What is required → What you give back must match the records below exactly.

# # # # # # #

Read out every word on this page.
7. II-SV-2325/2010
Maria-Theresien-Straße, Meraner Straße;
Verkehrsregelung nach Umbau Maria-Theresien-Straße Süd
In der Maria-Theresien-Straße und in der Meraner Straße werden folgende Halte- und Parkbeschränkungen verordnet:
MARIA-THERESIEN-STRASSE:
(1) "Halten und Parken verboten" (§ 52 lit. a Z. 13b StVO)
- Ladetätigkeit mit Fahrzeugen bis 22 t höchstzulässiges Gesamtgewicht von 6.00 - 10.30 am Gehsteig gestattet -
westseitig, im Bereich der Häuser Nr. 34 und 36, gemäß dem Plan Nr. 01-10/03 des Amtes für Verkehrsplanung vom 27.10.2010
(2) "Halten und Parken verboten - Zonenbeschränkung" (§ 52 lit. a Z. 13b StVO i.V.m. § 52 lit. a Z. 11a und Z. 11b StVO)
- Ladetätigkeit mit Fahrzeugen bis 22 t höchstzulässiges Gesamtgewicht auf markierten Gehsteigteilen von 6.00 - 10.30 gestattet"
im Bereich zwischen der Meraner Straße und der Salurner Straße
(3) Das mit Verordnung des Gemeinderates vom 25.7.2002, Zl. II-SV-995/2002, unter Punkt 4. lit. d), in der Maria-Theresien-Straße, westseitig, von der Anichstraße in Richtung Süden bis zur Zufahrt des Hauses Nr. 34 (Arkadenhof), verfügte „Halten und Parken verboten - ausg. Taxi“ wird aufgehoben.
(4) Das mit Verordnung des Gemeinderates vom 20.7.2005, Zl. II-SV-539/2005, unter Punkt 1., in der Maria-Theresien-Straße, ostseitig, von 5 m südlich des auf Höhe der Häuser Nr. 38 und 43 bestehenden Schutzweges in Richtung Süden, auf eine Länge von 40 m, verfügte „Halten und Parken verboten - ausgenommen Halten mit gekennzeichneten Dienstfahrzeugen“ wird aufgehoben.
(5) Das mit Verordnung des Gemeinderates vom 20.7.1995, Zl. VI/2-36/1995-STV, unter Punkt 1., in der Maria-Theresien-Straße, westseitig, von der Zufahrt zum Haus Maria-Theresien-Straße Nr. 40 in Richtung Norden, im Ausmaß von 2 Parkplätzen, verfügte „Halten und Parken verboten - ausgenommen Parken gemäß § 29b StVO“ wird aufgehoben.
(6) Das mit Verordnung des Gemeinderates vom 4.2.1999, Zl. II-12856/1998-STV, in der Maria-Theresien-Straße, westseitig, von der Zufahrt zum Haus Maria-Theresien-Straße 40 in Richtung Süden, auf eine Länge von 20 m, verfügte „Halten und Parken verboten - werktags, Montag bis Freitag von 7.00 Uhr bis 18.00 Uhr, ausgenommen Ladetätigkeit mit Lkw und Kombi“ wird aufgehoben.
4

# # # # # # #

Written answer →
Read out every word on this page.
7. II-SV-2325/2010
Maria-Theresien-Straße, Meraner Straße;
Verkehrsregelung nach Umbau Maria-Theresien-Straße Süd
In der Maria-Theresien-Straße und in der Meraner Straße werden folgende Halte- und Parkbeschränkungen verordnet:
MARIA-THERESIEN-STRASSE:
(1) "Halten und Parken verboten" (§ 52 lit. a Z. 13b StVO)
- Ladetätigkeit mit Fahrzeugen bis 22 t höchstzulässiges Gesamtgewicht von 6.00 - 10.30 am Gehsteig gestattet -
westseitig, im Bereich der Häuser Nr. 34 und 36, gemäß dem Plan Nr. 01-10/03 des Amtes für Verkehrsplanung vom 27.10.2010
(2) "Halten und Parken verboten - Zonenbeschränkung" (§ 52 lit. a Z. 13b StVO i.V.m. § 52 lit. a Z. 11a und Z. 11b StVO)
- Ladetätigkeit mit Fahrzeugen bis 22 t höchstzulässiges Gesamtgewicht auf markierten Gehsteigteilen von 6.00 - 10.30 gestattet"
im Bereich zwischen der Meraner Straße und der Salurner Straße
(3) Das mit Verordnung des Gemeinderates vom 25.7.2002, Zl. II-SV-995/2002, unter Punkt 4. lit. d), in der Maria-Theresien-Straße, westseitig, von der Anichstraße in Richtung Süden bis zur Zufahrt des Hauses Nr. 34 (Arkadenhof), verfügte „Halten und Parken verboten - ausg. Taxi“ wird aufgehoben.
(4) Das mit Verordnung des Gemeinderates vom 20.7.2005, Zl. II-SV-539/2005, unter Punkt 1., in der Maria-Theresien-Straße, ostseitig, von 5 m südlich des auf Höhe der Häuser Nr. 38 und 43 bestehenden Schutzweges in Richtung Süden, auf eine Länge von 40 m, verfügte „Halten und Parken verboten - ausgenommen Halten mit gekennzeichneten Dienstfahrzeugen“ wird aufgehoben.
(5) Das mit Verordnung des Gemeinderates vom 20.7.1995, Zl. VI/2-36/1995-STV, unter Punkt 1., in der Maria-Theresien-Straße, westseitig, von der Zufahrt zum Haus Maria-Theresien-Straße Nr. 40 in Richtung Norden, im Ausmaß von 2 Parkplätzen, verfügte „Halten und Parken verboten - ausgenommen Parken gemäß § 29b StVO“ wird aufgehoben.
(6) Das mit Verordnung des Gemeinderates vom 4.2.1999, Zl. II-12856/1998-STV, in der Maria-Theresien-Straße, westseitig, von der Zufahrt zum Haus Maria-Theresien-Straße 40 in Richtung Süden, auf eine Länge von 20 m, verfügte „Halten und Parken verboten - werktags, Montag bis Freitag von 7.00 Uhr bis 18.00 Uhr, ausgenommen Ladetätigkeit mit Lkw und Kombi“ wird aufgehoben.
4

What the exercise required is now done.